Entries with figure data
** Start **
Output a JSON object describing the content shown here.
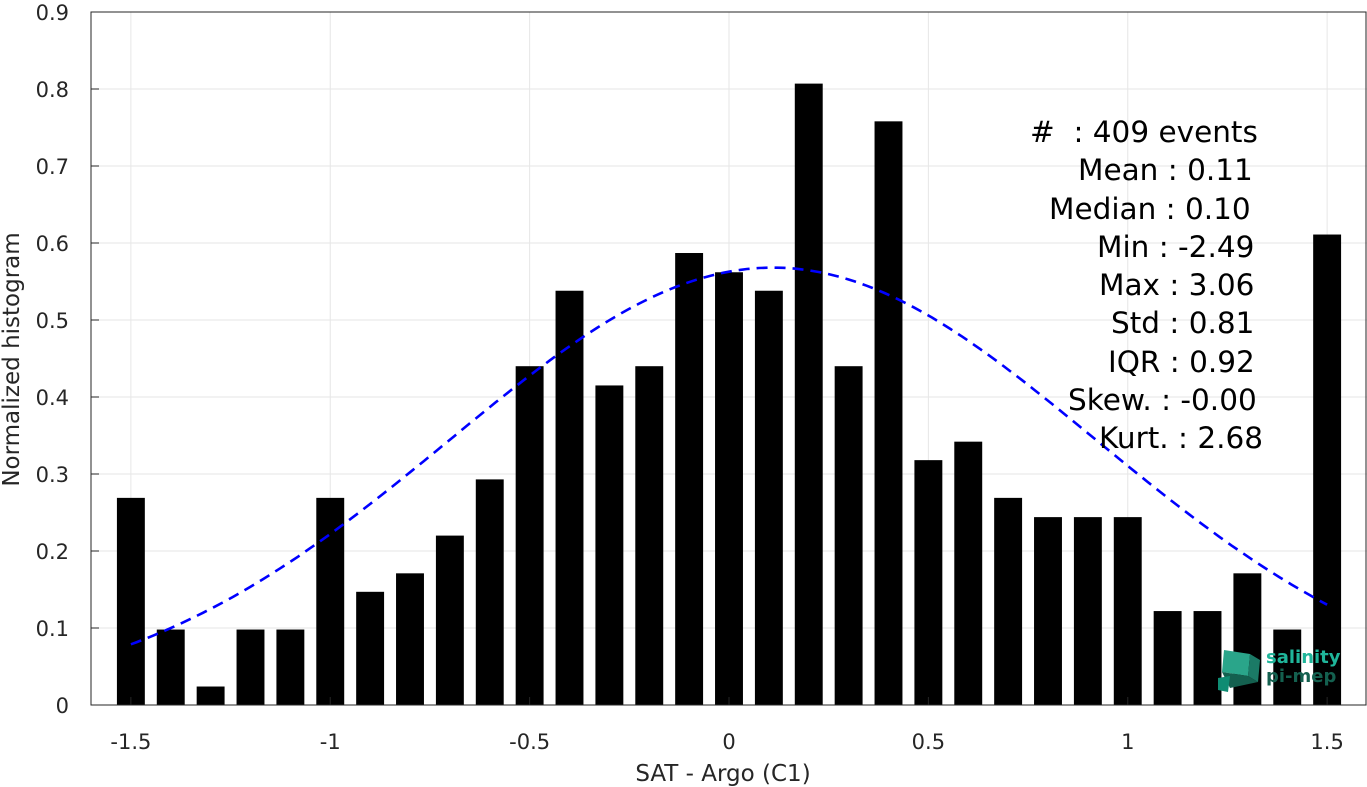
{
  "chart_data": {
    "type": "bar",
    "xlabel": "SAT - Argo (C1)",
    "ylabel": "Normalized histogram",
    "xlim": [
      -1.6,
      1.6
    ],
    "ylim": [
      0,
      0.9
    ],
    "xticks": [
      -1.5,
      -1,
      -0.5,
      0,
      0.5,
      1,
      1.5
    ],
    "xtick_labels": [
      "-1.5",
      "-1",
      "-0.5",
      "0",
      "0.5",
      "1",
      "1.5"
    ],
    "yticks": [
      0,
      0.1,
      0.2,
      0.3,
      0.4,
      0.5,
      0.6,
      0.7,
      0.8,
      0.9
    ],
    "ytick_labels": [
      "0",
      "0.1",
      "0.2",
      "0.3",
      "0.4",
      "0.5",
      "0.6",
      "0.7",
      "0.8",
      "0.9"
    ],
    "grid": true,
    "bar_color": "#000000",
    "bar_width": 0.07,
    "bin_centers": [
      -1.5,
      -1.4,
      -1.3,
      -1.2,
      -1.1,
      -1.0,
      -0.9,
      -0.8,
      -0.7,
      -0.6,
      -0.5,
      -0.4,
      -0.3,
      -0.2,
      -0.1,
      0.0,
      0.1,
      0.2,
      0.3,
      0.4,
      0.5,
      0.6,
      0.7,
      0.8,
      0.9,
      1.0,
      1.1,
      1.2,
      1.3,
      1.4,
      1.5
    ],
    "values": [
      0.269,
      0.098,
      0.024,
      0.098,
      0.098,
      0.269,
      0.147,
      0.171,
      0.22,
      0.293,
      0.44,
      0.538,
      0.415,
      0.44,
      0.587,
      0.562,
      0.538,
      0.807,
      0.44,
      0.758,
      0.318,
      0.342,
      0.269,
      0.244,
      0.244,
      0.244,
      0.122,
      0.122,
      0.171,
      0.098,
      0.611
    ],
    "fit_curve": {
      "type": "gaussian",
      "mean": 0.11,
      "std": 0.81,
      "color": "#0000ff",
      "style": "dashed",
      "x_range": [
        -1.5,
        1.5
      ],
      "peak": 0.568
    },
    "stats": [
      "#  : 409 events",
      "Mean : 0.11",
      "Median : 0.10",
      "Min : -2.49",
      "Max : 3.06",
      "Std : 0.81",
      "IQR : 0.92",
      "Skew. : -0.00",
      "Kurt. : 2.68"
    ]
  },
  "logo": {
    "line1": "salinity",
    "line2": "pi-mep",
    "color": "#1fb59a"
  }
}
** End **
• [Exercise brief]
Transcribe all the records above word for word, without their images.

• [Task solution]
Output a JSON object describing the content shown here.
{
  "chart_data": {
    "type": "bar",
    "xlabel": "SAT - Argo (C1)",
    "ylabel": "Normalized histogram",
    "xlim": [
      -1.6,
      1.6
    ],
    "ylim": [
      0,
      0.9
    ],
    "xticks": [
      -1.5,
      -1,
      -0.5,
      0,
      0.5,
      1,
      1.5
    ],
    "xtick_labels": [
      "-1.5",
      "-1",
      "-0.5",
      "0",
      "0.5",
      "1",
      "1.5"
    ],
    "yticks": [
      0,
      0.1,
      0.2,
      0.3,
      0.4,
      0.5,
      0.6,
      0.7,
      0.8,
      0.9
    ],
    "ytick_labels": [
      "0",
      "0.1",
      "0.2",
      "0.3",
      "0.4",
      "0.5",
      "0.6",
      "0.7",
      "0.8",
      "0.9"
    ],
    "grid": true,
    "bar_color": "#000000",
    "bar_width": 0.07,
    "bin_centers": [
      -1.5,
      -1.4,
      -1.3,
      -1.2,
      -1.1,
      -1.0,
      -0.9,
      -0.8,
      -0.7,
      -0.6,
      -0.5,
      -0.4,
      -0.3,
      -0.2,
      -0.1,
      0.0,
      0.1,
      0.2,
      0.3,
      0.4,
      0.5,
      0.6,
      0.7,
      0.8,
      0.9,
      1.0,
      1.1,
      1.2,
      1.3,
      1.4,
      1.5
    ],
    "values": [
      0.269,
      0.098,
      0.024,
      0.098,
      0.098,
      0.269,
      0.147,
      0.171,
      0.22,
      0.293,
      0.44,
      0.538,
      0.415,
      0.44,
      0.587,
      0.562,
      0.538,
      0.807,
      0.44,
      0.758,
      0.318,
      0.342,
      0.269,
      0.244,
      0.244,
      0.244,
      0.122,
      0.122,
      0.171,
      0.098,
      0.611
    ],
    "fit_curve": {
      "type": "gaussian",
      "mean": 0.11,
      "std": 0.81,
      "color": "#0000ff",
      "style": "dashed",
      "x_range": [
        -1.5,
        1.5
      ],
      "peak": 0.568
    },
    "stats": [
      "#  : 409 events",
      "Mean : 0.11",
      "Median : 0.10",
      "Min : -2.49",
      "Max : 3.06",
      "Std : 0.81",
      "IQR : 0.92",
      "Skew. : -0.00",
      "Kurt. : 2.68"
    ]
  },
  "logo": {
    "line1": "salinity",
    "line2": "pi-mep",
    "color": "#1fb59a"
  }
}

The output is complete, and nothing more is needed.